── RECORDS FOR THE EXERCISE

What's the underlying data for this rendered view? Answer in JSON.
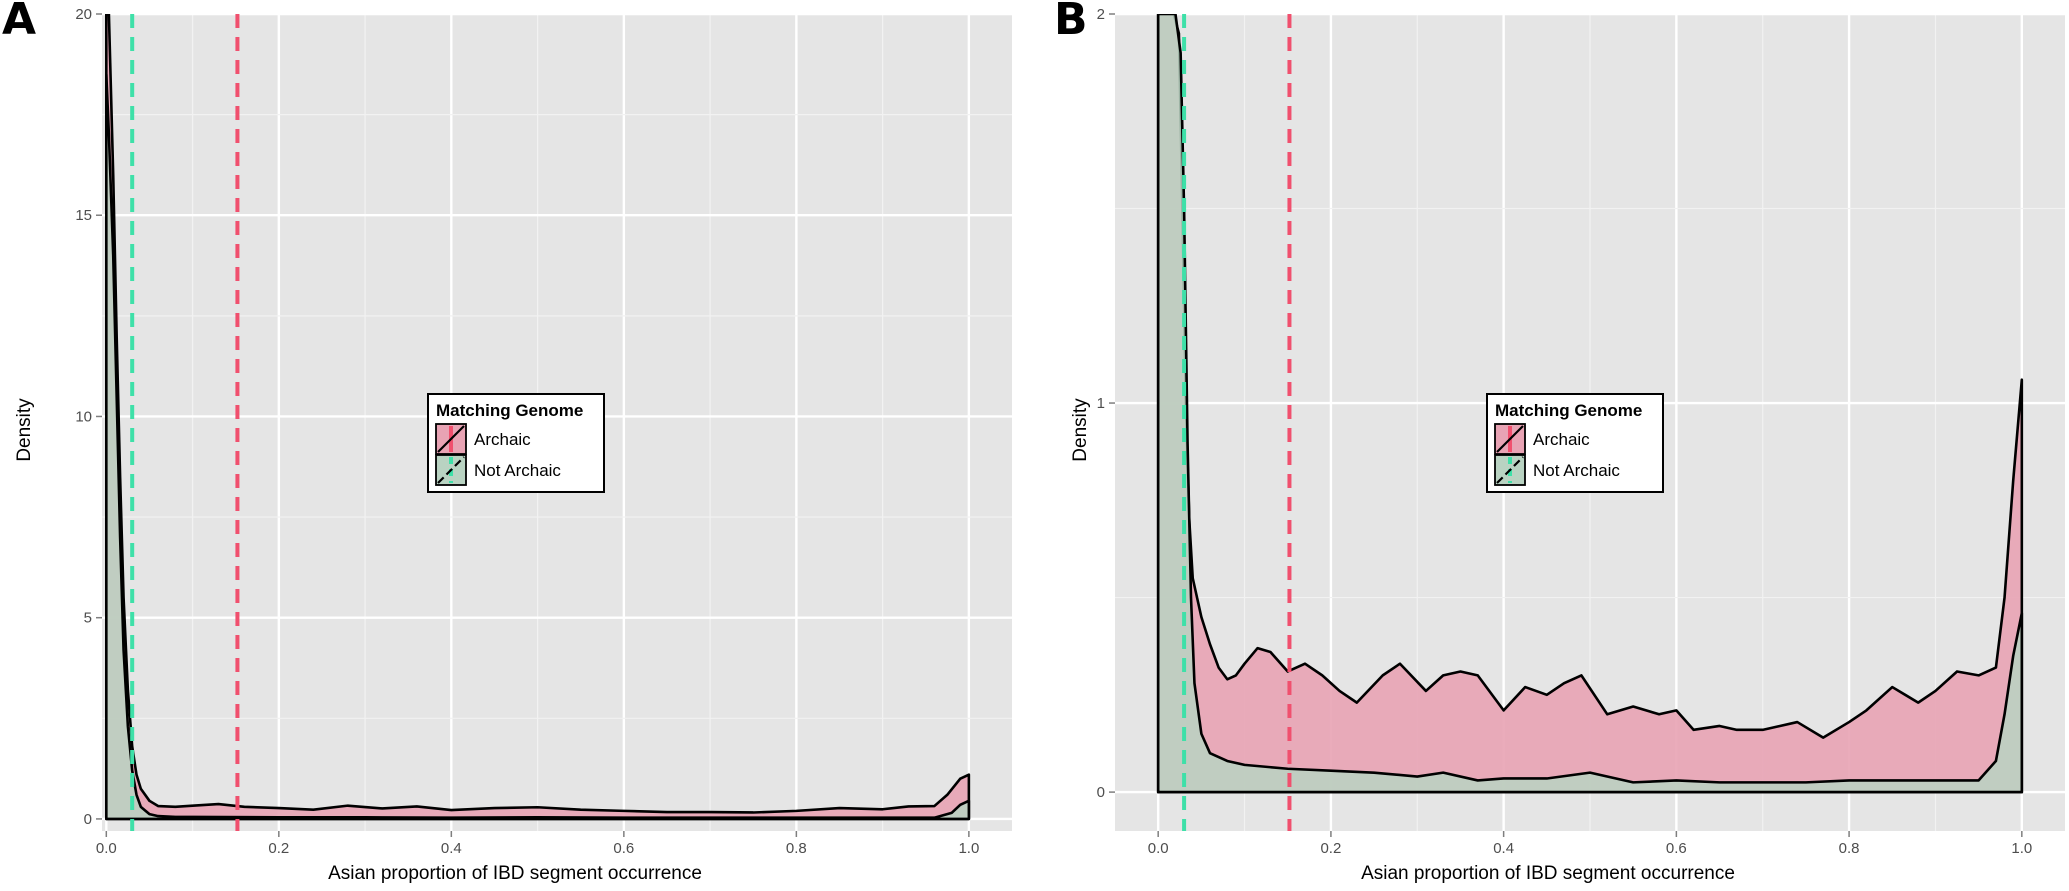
{
  "panels": [
    {
      "letter": "A",
      "xlabel": "Asian proportion of IBD segment occurrence",
      "ylabel": "Density",
      "legend_title": "Matching Genome",
      "legend_items": [
        "Archaic",
        "Not Archaic"
      ]
    },
    {
      "letter": "B",
      "xlabel": "Asian proportion of IBD segment occurrence",
      "ylabel": "Density",
      "legend_title": "Matching Genome",
      "legend_items": [
        "Archaic",
        "Not Archaic"
      ]
    }
  ],
  "colors": {
    "archaic": "#f0506e",
    "not_archaic": "#3ee0a8",
    "archaic_fill": "#e8a3b4",
    "not_archaic_fill": "#b9d3c2",
    "panel_bg": "#e5e5e5"
  },
  "chart_data": [
    {
      "type": "area",
      "xlabel": "Asian proportion of IBD segment occurrence",
      "ylabel": "Density",
      "xlim": [
        -0.005,
        1.05
      ],
      "ylim": [
        -0.3,
        20
      ],
      "xticks": [
        "0.0",
        "0.2",
        "0.4",
        "0.6",
        "0.8",
        "1.0"
      ],
      "yticks": [
        "0",
        "5",
        "10",
        "15",
        "20"
      ],
      "grid": true,
      "legend": "center",
      "series": [
        {
          "name": "Archaic",
          "x": [
            0,
            0.003,
            0.008,
            0.012,
            0.016,
            0.02,
            0.025,
            0.03,
            0.035,
            0.04,
            0.05,
            0.06,
            0.08,
            0.1,
            0.13,
            0.16,
            0.2,
            0.24,
            0.28,
            0.32,
            0.36,
            0.4,
            0.45,
            0.5,
            0.55,
            0.6,
            0.65,
            0.7,
            0.75,
            0.8,
            0.85,
            0.9,
            0.93,
            0.96,
            0.975,
            0.99,
            1.0
          ],
          "y": [
            20,
            20,
            16,
            12,
            8.5,
            5.5,
            3.2,
            1.8,
            1.1,
            0.75,
            0.45,
            0.32,
            0.3,
            0.33,
            0.37,
            0.3,
            0.27,
            0.23,
            0.33,
            0.26,
            0.31,
            0.22,
            0.27,
            0.29,
            0.23,
            0.2,
            0.17,
            0.17,
            0.16,
            0.2,
            0.27,
            0.24,
            0.31,
            0.32,
            0.6,
            1.0,
            1.1
          ]
        },
        {
          "name": "Not Archaic",
          "x": [
            0,
            0.003,
            0.008,
            0.012,
            0.016,
            0.02,
            0.025,
            0.03,
            0.035,
            0.04,
            0.05,
            0.06,
            0.08,
            0.1,
            0.2,
            0.3,
            0.4,
            0.5,
            0.6,
            0.7,
            0.8,
            0.9,
            0.96,
            0.98,
            0.99,
            1.0
          ],
          "y": [
            18.5,
            17,
            14,
            10.5,
            7,
            4.2,
            2.3,
            1.2,
            0.6,
            0.3,
            0.12,
            0.07,
            0.05,
            0.05,
            0.04,
            0.04,
            0.03,
            0.04,
            0.03,
            0.03,
            0.03,
            0.03,
            0.03,
            0.15,
            0.35,
            0.45
          ]
        }
      ],
      "vlines": [
        {
          "series": "Archaic",
          "x": 0.152
        },
        {
          "series": "Not Archaic",
          "x": 0.03
        }
      ]
    },
    {
      "type": "area",
      "xlabel": "Asian proportion of IBD segment occurrence",
      "ylabel": "Density",
      "xlim": [
        -0.05,
        1.05
      ],
      "ylim": [
        -0.1,
        2.0
      ],
      "xticks": [
        "0.0",
        "0.2",
        "0.4",
        "0.6",
        "0.8",
        "1.0"
      ],
      "yticks": [
        "0",
        "1",
        "2"
      ],
      "grid": true,
      "legend": "center",
      "series": [
        {
          "name": "Archaic",
          "x": [
            0,
            0.01,
            0.018,
            0.024,
            0.028,
            0.032,
            0.036,
            0.04,
            0.05,
            0.06,
            0.07,
            0.08,
            0.09,
            0.1,
            0.115,
            0.13,
            0.15,
            0.17,
            0.19,
            0.21,
            0.23,
            0.26,
            0.28,
            0.31,
            0.33,
            0.35,
            0.37,
            0.4,
            0.425,
            0.45,
            0.47,
            0.49,
            0.52,
            0.55,
            0.58,
            0.6,
            0.62,
            0.65,
            0.67,
            0.7,
            0.74,
            0.77,
            0.8,
            0.82,
            0.85,
            0.88,
            0.9,
            0.925,
            0.95,
            0.97,
            0.98,
            0.99,
            1.0
          ],
          "y": [
            2.0,
            2.0,
            2.0,
            1.95,
            1.5,
            1.0,
            0.7,
            0.55,
            0.45,
            0.38,
            0.32,
            0.29,
            0.3,
            0.33,
            0.37,
            0.36,
            0.31,
            0.33,
            0.3,
            0.26,
            0.23,
            0.3,
            0.33,
            0.26,
            0.3,
            0.31,
            0.3,
            0.21,
            0.27,
            0.25,
            0.28,
            0.3,
            0.2,
            0.22,
            0.2,
            0.21,
            0.16,
            0.17,
            0.16,
            0.16,
            0.18,
            0.14,
            0.18,
            0.21,
            0.27,
            0.23,
            0.26,
            0.31,
            0.3,
            0.32,
            0.5,
            0.8,
            1.06
          ]
        },
        {
          "name": "Not Archaic",
          "x": [
            0,
            0.01,
            0.02,
            0.026,
            0.03,
            0.034,
            0.038,
            0.042,
            0.05,
            0.06,
            0.08,
            0.1,
            0.15,
            0.2,
            0.25,
            0.3,
            0.33,
            0.37,
            0.4,
            0.45,
            0.5,
            0.55,
            0.6,
            0.65,
            0.7,
            0.75,
            0.8,
            0.85,
            0.9,
            0.95,
            0.97,
            0.98,
            0.99,
            1.0
          ],
          "y": [
            2.0,
            2.0,
            2.0,
            1.9,
            1.5,
            0.9,
            0.5,
            0.28,
            0.15,
            0.1,
            0.08,
            0.07,
            0.06,
            0.055,
            0.05,
            0.04,
            0.05,
            0.03,
            0.035,
            0.035,
            0.05,
            0.025,
            0.03,
            0.025,
            0.025,
            0.025,
            0.03,
            0.03,
            0.03,
            0.03,
            0.08,
            0.2,
            0.35,
            0.46
          ]
        }
      ],
      "vlines": [
        {
          "series": "Archaic",
          "x": 0.152
        },
        {
          "series": "Not Archaic",
          "x": 0.03
        }
      ]
    }
  ]
}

────

• ASSIGNED TASK: In your copy of the listing, please omit the pictures and keep every word exact.

• SOLUTION TO THE EXERCISE:
What's the underlying data for this rendered view? Answer in JSON.
{
  "panels": [
    {
      "letter": "A",
      "xlabel": "Asian proportion of IBD segment occurrence",
      "ylabel": "Density",
      "legend_title": "Matching Genome",
      "legend_items": [
        "Archaic",
        "Not Archaic"
      ]
    },
    {
      "letter": "B",
      "xlabel": "Asian proportion of IBD segment occurrence",
      "ylabel": "Density",
      "legend_title": "Matching Genome",
      "legend_items": [
        "Archaic",
        "Not Archaic"
      ]
    }
  ],
  "colors": {
    "archaic": "#f0506e",
    "not_archaic": "#3ee0a8",
    "archaic_fill": "#e8a3b4",
    "not_archaic_fill": "#b9d3c2",
    "panel_bg": "#e5e5e5"
  },
  "chart_data": [
    {
      "type": "area",
      "xlabel": "Asian proportion of IBD segment occurrence",
      "ylabel": "Density",
      "xlim": [
        -0.005,
        1.05
      ],
      "ylim": [
        -0.3,
        20
      ],
      "xticks": [
        "0.0",
        "0.2",
        "0.4",
        "0.6",
        "0.8",
        "1.0"
      ],
      "yticks": [
        "0",
        "5",
        "10",
        "15",
        "20"
      ],
      "grid": true,
      "legend": "center",
      "series": [
        {
          "name": "Archaic",
          "x": [
            0,
            0.003,
            0.008,
            0.012,
            0.016,
            0.02,
            0.025,
            0.03,
            0.035,
            0.04,
            0.05,
            0.06,
            0.08,
            0.1,
            0.13,
            0.16,
            0.2,
            0.24,
            0.28,
            0.32,
            0.36,
            0.4,
            0.45,
            0.5,
            0.55,
            0.6,
            0.65,
            0.7,
            0.75,
            0.8,
            0.85,
            0.9,
            0.93,
            0.96,
            0.975,
            0.99,
            1.0
          ],
          "y": [
            20,
            20,
            16,
            12,
            8.5,
            5.5,
            3.2,
            1.8,
            1.1,
            0.75,
            0.45,
            0.32,
            0.3,
            0.33,
            0.37,
            0.3,
            0.27,
            0.23,
            0.33,
            0.26,
            0.31,
            0.22,
            0.27,
            0.29,
            0.23,
            0.2,
            0.17,
            0.17,
            0.16,
            0.2,
            0.27,
            0.24,
            0.31,
            0.32,
            0.6,
            1.0,
            1.1
          ]
        },
        {
          "name": "Not Archaic",
          "x": [
            0,
            0.003,
            0.008,
            0.012,
            0.016,
            0.02,
            0.025,
            0.03,
            0.035,
            0.04,
            0.05,
            0.06,
            0.08,
            0.1,
            0.2,
            0.3,
            0.4,
            0.5,
            0.6,
            0.7,
            0.8,
            0.9,
            0.96,
            0.98,
            0.99,
            1.0
          ],
          "y": [
            18.5,
            17,
            14,
            10.5,
            7,
            4.2,
            2.3,
            1.2,
            0.6,
            0.3,
            0.12,
            0.07,
            0.05,
            0.05,
            0.04,
            0.04,
            0.03,
            0.04,
            0.03,
            0.03,
            0.03,
            0.03,
            0.03,
            0.15,
            0.35,
            0.45
          ]
        }
      ],
      "vlines": [
        {
          "series": "Archaic",
          "x": 0.152
        },
        {
          "series": "Not Archaic",
          "x": 0.03
        }
      ]
    },
    {
      "type": "area",
      "xlabel": "Asian proportion of IBD segment occurrence",
      "ylabel": "Density",
      "xlim": [
        -0.05,
        1.05
      ],
      "ylim": [
        -0.1,
        2.0
      ],
      "xticks": [
        "0.0",
        "0.2",
        "0.4",
        "0.6",
        "0.8",
        "1.0"
      ],
      "yticks": [
        "0",
        "1",
        "2"
      ],
      "grid": true,
      "legend": "center",
      "series": [
        {
          "name": "Archaic",
          "x": [
            0,
            0.01,
            0.018,
            0.024,
            0.028,
            0.032,
            0.036,
            0.04,
            0.05,
            0.06,
            0.07,
            0.08,
            0.09,
            0.1,
            0.115,
            0.13,
            0.15,
            0.17,
            0.19,
            0.21,
            0.23,
            0.26,
            0.28,
            0.31,
            0.33,
            0.35,
            0.37,
            0.4,
            0.425,
            0.45,
            0.47,
            0.49,
            0.52,
            0.55,
            0.58,
            0.6,
            0.62,
            0.65,
            0.67,
            0.7,
            0.74,
            0.77,
            0.8,
            0.82,
            0.85,
            0.88,
            0.9,
            0.925,
            0.95,
            0.97,
            0.98,
            0.99,
            1.0
          ],
          "y": [
            2.0,
            2.0,
            2.0,
            1.95,
            1.5,
            1.0,
            0.7,
            0.55,
            0.45,
            0.38,
            0.32,
            0.29,
            0.3,
            0.33,
            0.37,
            0.36,
            0.31,
            0.33,
            0.3,
            0.26,
            0.23,
            0.3,
            0.33,
            0.26,
            0.3,
            0.31,
            0.3,
            0.21,
            0.27,
            0.25,
            0.28,
            0.3,
            0.2,
            0.22,
            0.2,
            0.21,
            0.16,
            0.17,
            0.16,
            0.16,
            0.18,
            0.14,
            0.18,
            0.21,
            0.27,
            0.23,
            0.26,
            0.31,
            0.3,
            0.32,
            0.5,
            0.8,
            1.06
          ]
        },
        {
          "name": "Not Archaic",
          "x": [
            0,
            0.01,
            0.02,
            0.026,
            0.03,
            0.034,
            0.038,
            0.042,
            0.05,
            0.06,
            0.08,
            0.1,
            0.15,
            0.2,
            0.25,
            0.3,
            0.33,
            0.37,
            0.4,
            0.45,
            0.5,
            0.55,
            0.6,
            0.65,
            0.7,
            0.75,
            0.8,
            0.85,
            0.9,
            0.95,
            0.97,
            0.98,
            0.99,
            1.0
          ],
          "y": [
            2.0,
            2.0,
            2.0,
            1.9,
            1.5,
            0.9,
            0.5,
            0.28,
            0.15,
            0.1,
            0.08,
            0.07,
            0.06,
            0.055,
            0.05,
            0.04,
            0.05,
            0.03,
            0.035,
            0.035,
            0.05,
            0.025,
            0.03,
            0.025,
            0.025,
            0.025,
            0.03,
            0.03,
            0.03,
            0.03,
            0.08,
            0.2,
            0.35,
            0.46
          ]
        }
      ],
      "vlines": [
        {
          "series": "Archaic",
          "x": 0.152
        },
        {
          "series": "Not Archaic",
          "x": 0.03
        }
      ]
    }
  ]
}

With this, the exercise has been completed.